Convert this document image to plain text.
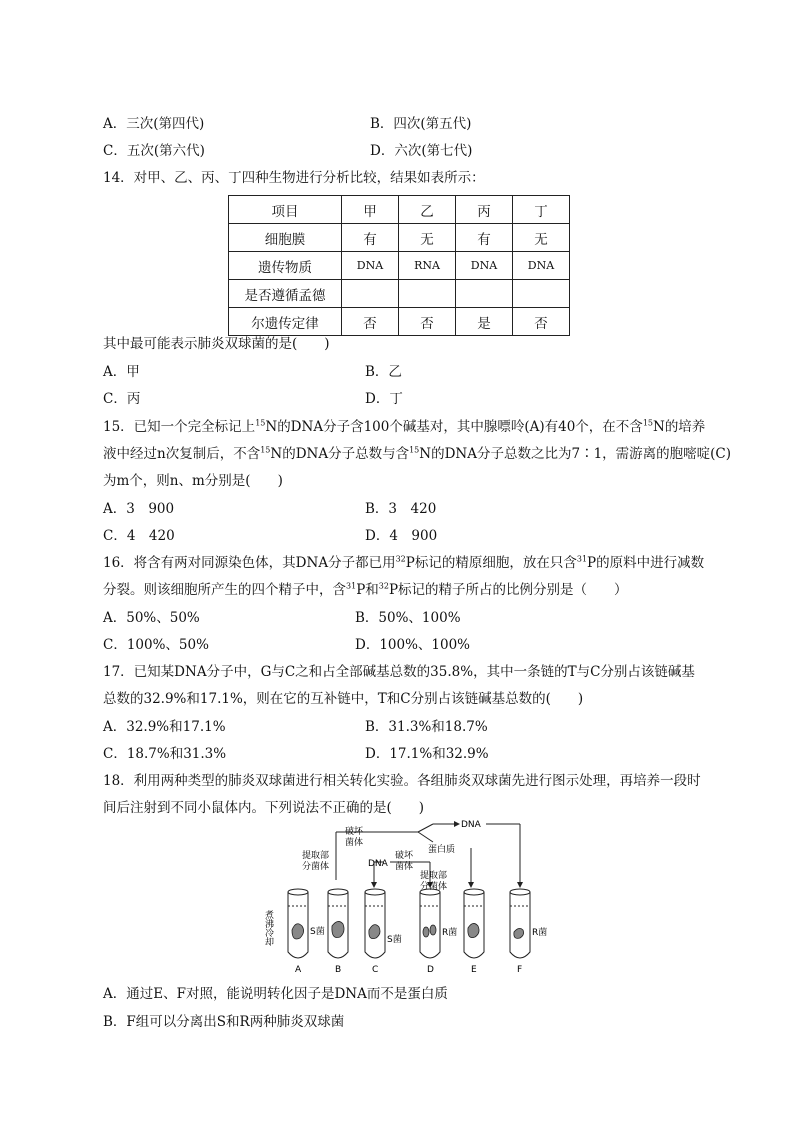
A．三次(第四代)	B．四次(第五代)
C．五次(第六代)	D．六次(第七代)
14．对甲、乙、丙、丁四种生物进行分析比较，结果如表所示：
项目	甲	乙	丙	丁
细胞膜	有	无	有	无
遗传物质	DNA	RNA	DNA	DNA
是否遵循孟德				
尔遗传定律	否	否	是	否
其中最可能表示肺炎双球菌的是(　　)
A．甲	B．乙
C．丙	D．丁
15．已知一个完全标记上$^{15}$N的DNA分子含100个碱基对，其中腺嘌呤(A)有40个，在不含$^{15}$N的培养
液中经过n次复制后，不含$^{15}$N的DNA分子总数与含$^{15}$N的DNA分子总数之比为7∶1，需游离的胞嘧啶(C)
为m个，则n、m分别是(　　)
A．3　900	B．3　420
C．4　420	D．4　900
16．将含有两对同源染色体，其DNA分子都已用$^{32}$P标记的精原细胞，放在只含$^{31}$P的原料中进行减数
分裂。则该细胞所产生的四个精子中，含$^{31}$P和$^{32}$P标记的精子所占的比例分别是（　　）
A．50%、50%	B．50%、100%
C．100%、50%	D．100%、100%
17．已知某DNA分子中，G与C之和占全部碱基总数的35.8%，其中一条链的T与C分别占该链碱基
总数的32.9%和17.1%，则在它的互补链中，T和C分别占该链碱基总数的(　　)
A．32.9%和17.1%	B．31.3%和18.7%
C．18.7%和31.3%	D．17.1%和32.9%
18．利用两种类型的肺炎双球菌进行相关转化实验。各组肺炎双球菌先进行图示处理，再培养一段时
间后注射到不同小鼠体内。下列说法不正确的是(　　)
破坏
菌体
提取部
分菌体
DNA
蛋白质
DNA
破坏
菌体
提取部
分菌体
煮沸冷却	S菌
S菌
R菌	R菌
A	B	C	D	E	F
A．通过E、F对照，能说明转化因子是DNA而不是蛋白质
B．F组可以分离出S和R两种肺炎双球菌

════

#### Do this
Using the material above, retype each entry exactly and omit the pictures.

#### The response
Convert this document image to plain text.
A．三次(第四代)	B．四次(第五代)
C．五次(第六代)	D．六次(第七代)
14．对甲、乙、丙、丁四种生物进行分析比较，结果如表所示：
项目	甲	乙	丙	丁
细胞膜	有	无	有	无
遗传物质	DNA	RNA	DNA	DNA
是否遵循孟德				
尔遗传定律	否	否	是	否
其中最可能表示肺炎双球菌的是(　　)
A．甲	B．乙
C．丙	D．丁
15．已知一个完全标记上$^{15}$N的DNA分子含100个碱基对，其中腺嘌呤(A)有40个，在不含$^{15}$N的培养
液中经过n次复制后，不含$^{15}$N的DNA分子总数与含$^{15}$N的DNA分子总数之比为7∶1，需游离的胞嘧啶(C)
为m个，则n、m分别是(　　)
A．3　900	B．3　420
C．4　420	D．4　900
16．将含有两对同源染色体，其DNA分子都已用$^{32}$P标记的精原细胞，放在只含$^{31}$P的原料中进行减数
分裂。则该细胞所产生的四个精子中，含$^{31}$P和$^{32}$P标记的精子所占的比例分别是（　　）
A．50%、50%	B．50%、100%
C．100%、50%	D．100%、100%
17．已知某DNA分子中，G与C之和占全部碱基总数的35.8%，其中一条链的T与C分别占该链碱基
总数的32.9%和17.1%，则在它的互补链中，T和C分别占该链碱基总数的(　　)
A．32.9%和17.1%	B．31.3%和18.7%
C．18.7%和31.3%	D．17.1%和32.9%
18．利用两种类型的肺炎双球菌进行相关转化实验。各组肺炎双球菌先进行图示处理，再培养一段时
间后注射到不同小鼠体内。下列说法不正确的是(　　)
破坏
菌体
提取部
分菌体
DNA
蛋白质
DNA
破坏
菌体
提取部
分菌体
煮沸冷却	S菌
S菌
R菌	R菌
A	B	C	D	E	F
A．通过E、F对照，能说明转化因子是DNA而不是蛋白质
B．F组可以分离出S和R两种肺炎双球菌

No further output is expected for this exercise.